§ PROVIDED ENTRIES:
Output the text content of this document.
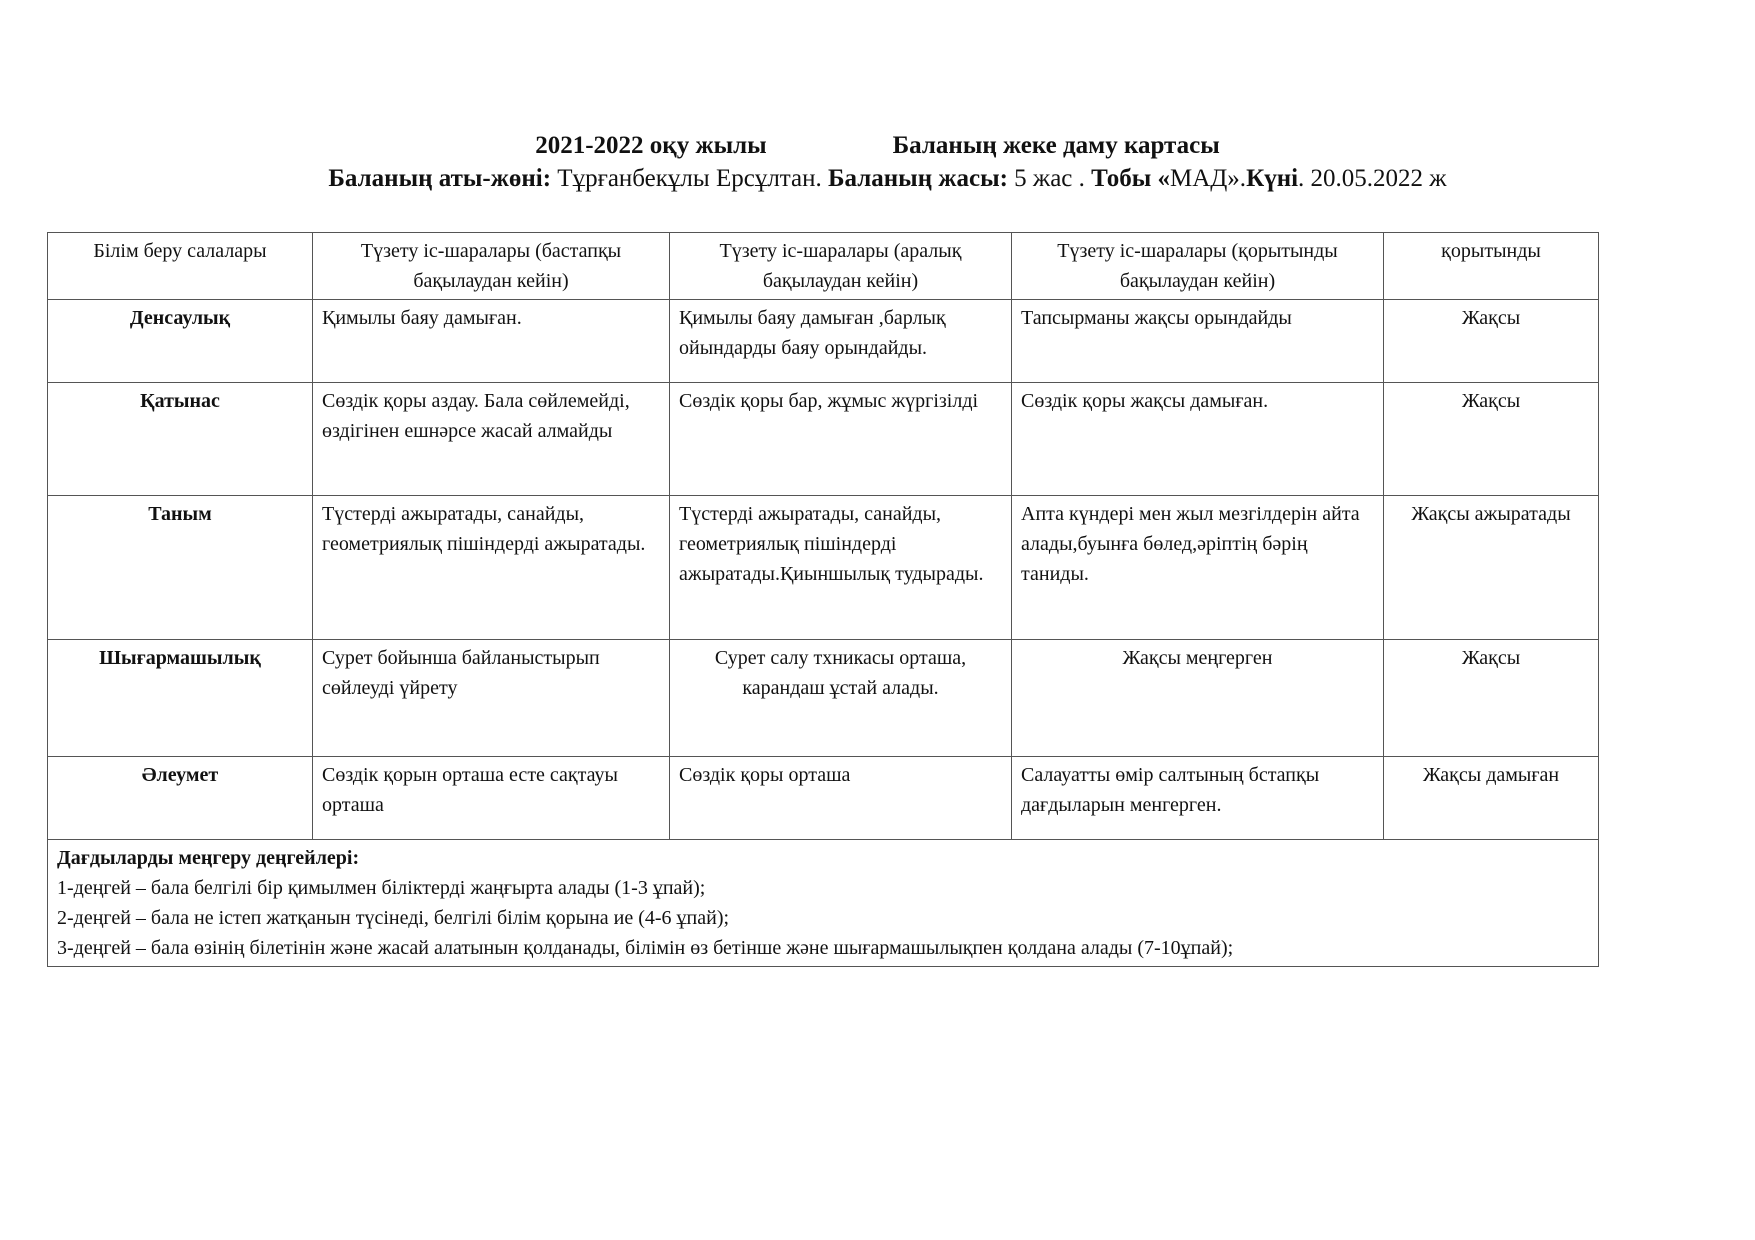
2021-2022 оқу жылы	Баланың жеке даму картасы
Баланың аты-жөні: Тұрғанбекұлы Ерсұлтан. Баланың жасы: 5 жас . Тобы «МАД».Күні. 20.05.2022 ж
Білім беру салалары	Түзету іс-шаралары (бастапқы бақылаудан кейін)	Түзету іс-шаралары (аралық бақылаудан кейін)	Түзету іс-шаралары (қорытынды бақылаудан кейін)	қорытынды
Денсаулық	Қимылы баяу дамыған.	Қимылы баяу дамыған ,барлық ойындарды баяу орындайды.	Тапсырманы жақсы орындайды	Жақсы
Қатынас	Сөздік қоры аздау. Бала сөйлемейді, өздігінен ешнәрсе жасай алмайды	Сөздік қоры бар, жұмыс жүргізілді	Сөздік қоры жақсы дамыған.	Жақсы
Таным	Түстерді ажыратады, санайды, геометриялық пішіндерді ажыратады.	Түстерді ажыратады, санайды, геометриялық пішіндерді ажыратады.Қиыншылық тудырады.	Апта күндері мен жыл мезгілдерін айта алады,буынға бөлед,әріптің бәрің таниды.	Жақсы ажыратады
Шығармашылық	Сурет бойынша байланыстырып сөйлеуді үйрету	Сурет салу тхникасы орташа, карандаш ұстай алады.	Жақсы меңгерген	Жақсы
Әлеумет	Сөздік қорын орташа есте сақтауы орташа	Сөздік қоры орташа	Салауатты өмір салтының бстапқы дағдыларын менгерген.	Жақсы дамыған

Дағдыларды меңгеру деңгейлері:
1-деңгей – бала белгілі бір қимылмен біліктерді жаңғырта алады (1-3 ұпай);
2-деңгей – бала не істеп жатқанын түсінеді, белгілі білім қорына ие (4-6 ұпай);
3-деңгей – бала өзінің білетінін және жасай алатынын қолданады, білімін өз бетінше және шығармашылықпен қолдана алады (7-10ұпай);				
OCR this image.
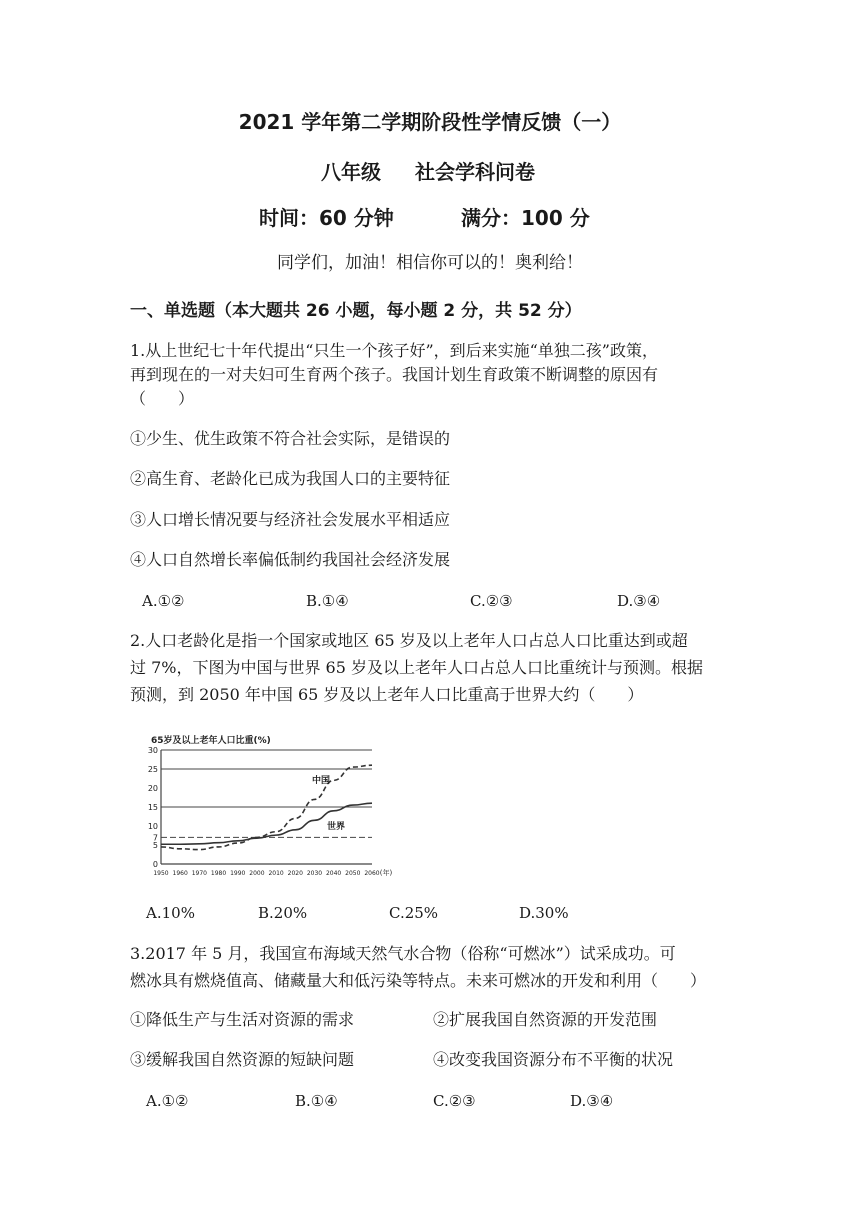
2021 学年第二学期阶段性学情反馈（一）
八年级 社会学科问卷
时间：60 分钟	满分：100 分
同学们，加油！相信你可以的！奥利给！
一、单选题（本大题共 26 小题，每小题 2 分，共 52 分）
1.从上世纪七十年代提出“只生一个孩子好”，到后来实施“单独二孩”政策，
再到现在的一对夫妇可生育两个孩子。我国计划生育政策不断调整的原因有
（　　）
①少生、优生政策不符合社会实际，是错误的
②高生育、老龄化已成为我国人口的主要特征
③人口增长情况要与经济社会发展水平相适应
④人口自然增长率偏低制约我国社会经济发展
A.①②	B.①④	C.②③	D.③④
2.人口老龄化是指一个国家或地区 65 岁及以上老年人口占总人口比重达到或超
过 7%，下图为中国与世界 65 岁及以上老年人口占总人口比重统计与预测。根据
预测，到 2050 年中国 65 岁及以上老年人口比重高于世界大约（　　）
65岁及以上老年人口比重(%)
0
5
7
10
15
20
25
30
1950 1960 1970 1980 1990 2000 2010 2020 2030 2040 2050 2060 (年)
中国
世界
A.10%	B.20%	C.25%	D.30%
3.2017 年 5 月，我国宣布海域天然气水合物（俗称“可燃冰”）试采成功。可
燃冰具有燃烧值高、储藏量大和低污染等特点。未来可燃冰的开发和利用（　　）
①降低生产与生活对资源的需求	②扩展我国自然资源的开发范围
③缓解我国自然资源的短缺问题	④改变我国资源分布不平衡的状况
A.①②	B.①④	C.②③	D.③④
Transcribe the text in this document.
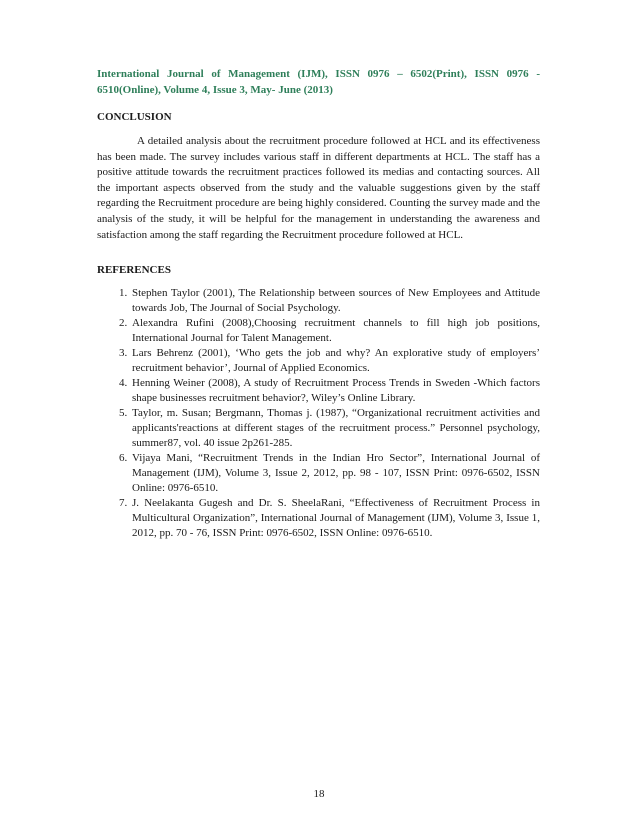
International Journal of Management (IJM), ISSN 0976 – 6502(Print), ISSN 0976 - 6510(Online), Volume 4, Issue 3, May- June (2013)

CONCLUSION

A detailed analysis about the recruitment procedure followed at HCL and its effectiveness has been made. The survey includes various staff in different departments at HCL. The staff has a positive attitude towards the recruitment practices followed its medias and contacting sources. All the important aspects observed from the study and the valuable suggestions given by the staff regarding the Recruitment procedure are being highly considered. Counting the survey made and the analysis of the study, it will be helpful for the management in understanding the awareness and satisfaction among the staff regarding the Recruitment procedure followed at HCL.

REFERENCES
1. Stephen Taylor (2001), The Relationship between sources of New Employees and Attitude towards Job, The Journal of Social Psychology.
2. Alexandra Rufini (2008),Choosing recruitment channels to fill high job positions, International Journal for Talent Management.
3. Lars Behrenz (2001), ‘Who gets the job and why? An explorative study of employers’ recruitment behavior’, Journal of Applied Economics.
4. Henning Weiner (2008), A study of Recruitment Process Trends in Sweden -Which factors shape businesses recruitment behavior?, Wiley’s Online Library.
5. Taylor, m. Susan; Bergmann, Thomas j. (1987), “Organizational recruitment activities and applicants'reactions at different stages of the recruitment process.” Personnel psychology, summer87, vol. 40 issue 2p261-285.
6. Vijaya Mani, “Recruitment Trends in the Indian Hro Sector”, International Journal of Management (IJM), Volume 3, Issue 2, 2012, pp. 98 - 107, ISSN Print: 0976-6502, ISSN Online: 0976-6510.
7. J. Neelakanta Gugesh and Dr. S. SheelaRani, “Effectiveness of Recruitment Process in Multicultural Organization”, International Journal of Management (IJM), Volume 3, Issue 1, 2012, pp. 70 - 76, ISSN Print: 0976-6502, ISSN Online: 0976-6510.
18
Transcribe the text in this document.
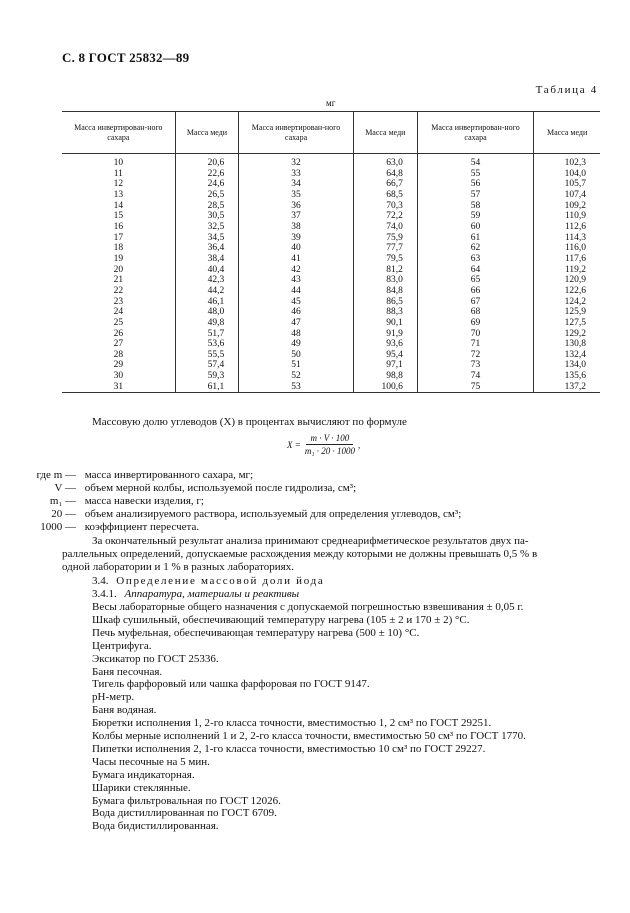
С. 8 ГОСТ 25832—89
Таблица 4
мг
Масса инвертирован-ного сахара	Масса меди	Масса инвертирован-ного сахара	Масса меди	Масса инвертирован-ного сахара	Масса меди
10	20,6	32	63,0	54	102,3
11	22,6	33	64,8	55	104,0
12	24,6	34	66,7	56	105,7
13	26,5	35	68,5	57	107,4
14	28,5	36	70,3	58	109,2
15	30,5	37	72,2	59	110,9
16	32,5	38	74,0	60	112,6
17	34,5	39	75,9	61	114,3
18	36,4	40	77,7	62	116,0
19	38,4	41	79,5	63	117,6
20	40,4	42	81,2	64	119,2
21	42,3	43	83,0	65	120,9
22	44,2	44	84,8	66	122,6
23	46,1	45	86,5	67	124,2
24	48,0	46	88,3	68	125,9
25	49,8	47	90,1	69	127,5
26	51,7	48	91,9	70	129,2
27	53,6	49	93,6	71	130,8
28	55,5	50	95,4	72	132,4
29	57,4	51	97,1	73	134,0
30	59,3	52	98,8	74	135,6
31	61,1	53	100,6	75	137,2
Массовую долю углеводов (X) в процентах вычисляют по формуле
$X = \frac{m \cdot V \cdot 100}{\text{m₁ · 20 · 1000}}$ ,
где m — масса инвертированного сахара, мг;
V — объем мерной колбы, используемой после гидролиза, см³;
m₁ — масса навески изделия, г;
20 — объем анализируемого раствора, используемый для определения углеводов, см³;
1000 — коэффициент пересчета.
За окончательный результат анализа принимают среднеарифметическое результатов двух па-
раллельных определений, допускаемые расхождения между которыми не должны превышать 0,5 % в
одной лаборатории и 1 % в разных лабораториях.
3.4. Определение массовой доли йода
3.4.1. Аппаратура, материалы и реактивы
Весы лабораторные общего назначения с допускаемой погрешностью взвешивания ± 0,05 г.
Шкаф сушильный, обеспечивающий температуру нагрева (105 ± 2 и 170 ± 2) °С.
Печь муфельная, обеспечивающая температуру нагрева (500 ± 10) °С.
Центрифуга.
Эксикатор по ГОСТ 25336.
Баня песочная.
Тигель фарфоровый или чашка фарфоровая по ГОСТ 9147.
рН-метр.
Баня водяная.
Бюретки исполнения 1, 2-го класса точности, вместимостью 1, 2 см³ по ГОСТ 29251.
Колбы мерные исполнений 1 и 2, 2-го класса точности, вместимостью 50 см³ по ГОСТ 1770.
Пипетки исполнения 2, 1-го класса точности, вместимостью 10 см³ по ГОСТ 29227.
Часы песочные на 5 мин.
Бумага индикаторная.
Шарики стеклянные.
Бумага фильтровальная по ГОСТ 12026.
Вода дистиллированная по ГОСТ 6709.
Вода бидистиллированная.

§ GIVEN INSTRUCTION: Determine the number of lines in the records that include the string "this", and respond with that number only.

§ COMPLETE RESPONSE: 4